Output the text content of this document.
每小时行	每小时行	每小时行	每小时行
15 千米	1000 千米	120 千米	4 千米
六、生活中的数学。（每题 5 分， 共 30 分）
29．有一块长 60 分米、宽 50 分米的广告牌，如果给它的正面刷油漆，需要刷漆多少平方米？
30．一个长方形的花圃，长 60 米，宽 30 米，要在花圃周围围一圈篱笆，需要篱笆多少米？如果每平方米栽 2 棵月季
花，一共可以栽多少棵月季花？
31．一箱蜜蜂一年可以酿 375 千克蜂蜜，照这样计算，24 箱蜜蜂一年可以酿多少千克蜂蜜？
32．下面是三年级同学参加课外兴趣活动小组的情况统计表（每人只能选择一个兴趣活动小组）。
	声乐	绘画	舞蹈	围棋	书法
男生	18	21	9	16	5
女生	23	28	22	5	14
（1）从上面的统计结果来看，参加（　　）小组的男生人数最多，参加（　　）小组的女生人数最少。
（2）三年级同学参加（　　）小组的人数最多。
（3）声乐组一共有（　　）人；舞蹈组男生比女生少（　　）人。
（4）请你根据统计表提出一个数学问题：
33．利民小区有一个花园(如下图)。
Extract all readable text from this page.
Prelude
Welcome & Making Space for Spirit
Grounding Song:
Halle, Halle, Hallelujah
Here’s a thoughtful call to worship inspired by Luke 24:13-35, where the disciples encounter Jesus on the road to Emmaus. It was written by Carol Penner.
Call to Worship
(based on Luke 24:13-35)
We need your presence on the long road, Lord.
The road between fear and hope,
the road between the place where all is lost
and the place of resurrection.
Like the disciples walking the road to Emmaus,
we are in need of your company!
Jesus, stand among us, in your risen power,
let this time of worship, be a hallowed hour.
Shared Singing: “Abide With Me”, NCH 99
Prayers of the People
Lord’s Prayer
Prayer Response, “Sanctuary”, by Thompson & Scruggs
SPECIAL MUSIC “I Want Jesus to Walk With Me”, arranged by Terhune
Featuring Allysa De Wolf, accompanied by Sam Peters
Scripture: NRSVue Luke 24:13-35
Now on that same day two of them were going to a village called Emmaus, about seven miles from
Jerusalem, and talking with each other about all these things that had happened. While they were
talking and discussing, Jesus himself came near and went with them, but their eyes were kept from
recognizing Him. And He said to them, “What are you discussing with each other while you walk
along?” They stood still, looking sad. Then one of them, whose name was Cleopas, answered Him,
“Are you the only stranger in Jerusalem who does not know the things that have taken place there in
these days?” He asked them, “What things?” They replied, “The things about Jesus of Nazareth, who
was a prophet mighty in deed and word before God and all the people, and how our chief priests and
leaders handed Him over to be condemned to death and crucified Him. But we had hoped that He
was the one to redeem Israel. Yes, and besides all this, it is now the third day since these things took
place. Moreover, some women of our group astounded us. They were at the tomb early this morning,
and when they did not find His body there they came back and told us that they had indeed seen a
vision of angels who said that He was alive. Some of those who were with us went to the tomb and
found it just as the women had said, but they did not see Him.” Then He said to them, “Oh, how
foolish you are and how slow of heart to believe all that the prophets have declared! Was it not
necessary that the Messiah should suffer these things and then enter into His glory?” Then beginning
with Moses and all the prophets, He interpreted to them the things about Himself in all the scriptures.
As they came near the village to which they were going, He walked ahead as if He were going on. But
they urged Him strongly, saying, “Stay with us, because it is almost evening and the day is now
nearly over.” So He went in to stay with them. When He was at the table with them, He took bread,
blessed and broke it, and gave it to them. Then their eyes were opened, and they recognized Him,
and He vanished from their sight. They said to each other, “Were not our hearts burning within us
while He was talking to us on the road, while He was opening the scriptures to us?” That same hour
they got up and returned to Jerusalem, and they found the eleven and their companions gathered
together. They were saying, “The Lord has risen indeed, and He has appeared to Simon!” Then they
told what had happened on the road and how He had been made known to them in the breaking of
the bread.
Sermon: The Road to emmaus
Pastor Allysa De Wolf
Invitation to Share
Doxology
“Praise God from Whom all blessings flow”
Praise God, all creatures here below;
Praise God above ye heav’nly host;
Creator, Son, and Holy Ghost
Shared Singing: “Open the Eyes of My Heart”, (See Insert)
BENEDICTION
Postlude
· · ·
• [Work instructions]
A line counts if it holds the word "them". How many lines of the entries count? Give the number only.

• [Solution to the exercise]
10